**Problem:**
Identify all lines in the data containing the string "color". Copy them out.

>> Start Exercise materials

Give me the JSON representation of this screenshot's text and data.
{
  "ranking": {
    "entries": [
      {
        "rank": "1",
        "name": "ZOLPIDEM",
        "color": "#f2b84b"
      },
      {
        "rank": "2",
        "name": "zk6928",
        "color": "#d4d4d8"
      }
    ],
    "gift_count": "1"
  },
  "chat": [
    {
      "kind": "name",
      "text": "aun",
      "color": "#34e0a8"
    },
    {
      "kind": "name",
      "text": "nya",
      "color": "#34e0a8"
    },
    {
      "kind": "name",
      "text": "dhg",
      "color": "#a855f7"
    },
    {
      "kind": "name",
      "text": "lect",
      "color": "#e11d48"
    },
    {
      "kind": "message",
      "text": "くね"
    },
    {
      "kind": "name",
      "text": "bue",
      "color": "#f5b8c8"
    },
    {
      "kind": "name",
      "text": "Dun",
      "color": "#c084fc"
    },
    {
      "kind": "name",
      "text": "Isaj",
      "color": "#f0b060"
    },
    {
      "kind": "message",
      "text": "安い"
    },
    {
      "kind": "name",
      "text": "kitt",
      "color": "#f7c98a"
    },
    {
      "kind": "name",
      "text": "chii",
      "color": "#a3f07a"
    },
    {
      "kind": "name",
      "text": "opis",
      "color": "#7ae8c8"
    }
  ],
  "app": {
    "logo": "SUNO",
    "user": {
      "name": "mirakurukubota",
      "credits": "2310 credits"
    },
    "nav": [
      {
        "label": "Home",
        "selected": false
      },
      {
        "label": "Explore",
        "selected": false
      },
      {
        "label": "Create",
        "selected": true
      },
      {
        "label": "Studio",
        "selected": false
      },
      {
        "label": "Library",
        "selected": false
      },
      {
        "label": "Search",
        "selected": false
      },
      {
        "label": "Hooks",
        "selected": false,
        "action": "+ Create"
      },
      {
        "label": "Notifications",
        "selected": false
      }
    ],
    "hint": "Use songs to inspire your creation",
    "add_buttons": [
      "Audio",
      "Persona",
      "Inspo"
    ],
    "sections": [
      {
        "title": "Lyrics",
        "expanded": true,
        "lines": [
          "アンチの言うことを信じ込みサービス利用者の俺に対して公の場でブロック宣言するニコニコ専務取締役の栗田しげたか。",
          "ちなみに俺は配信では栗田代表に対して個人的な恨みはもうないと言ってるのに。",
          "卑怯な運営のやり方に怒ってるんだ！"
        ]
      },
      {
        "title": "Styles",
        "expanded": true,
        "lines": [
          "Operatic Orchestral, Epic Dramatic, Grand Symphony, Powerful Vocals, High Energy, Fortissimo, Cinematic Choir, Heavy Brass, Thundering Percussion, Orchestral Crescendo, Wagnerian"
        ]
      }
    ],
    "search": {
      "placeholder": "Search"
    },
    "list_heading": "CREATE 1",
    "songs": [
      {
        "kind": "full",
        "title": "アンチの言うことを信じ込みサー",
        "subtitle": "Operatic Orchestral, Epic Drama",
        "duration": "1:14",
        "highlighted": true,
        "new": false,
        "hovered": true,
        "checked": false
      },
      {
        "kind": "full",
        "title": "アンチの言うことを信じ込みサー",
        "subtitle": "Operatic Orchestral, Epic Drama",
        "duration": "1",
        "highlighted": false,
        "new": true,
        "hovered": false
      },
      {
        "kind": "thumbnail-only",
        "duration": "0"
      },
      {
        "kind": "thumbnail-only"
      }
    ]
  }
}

>> End Exercise materials

**Output for this task:**
        "color": "#f2b84b"
        "color": "#d4d4d8"
      "color": "#34e0a8"
      "color": "#34e0a8"
      "color": "#a855f7"
      "color": "#e11d48"
      "color": "#f5b8c8"
      "color": "#c084fc"
      "color": "#f0b060"
      "color": "#f7c98a"
      "color": "#a3f07a"
      "color": "#7ae8c8"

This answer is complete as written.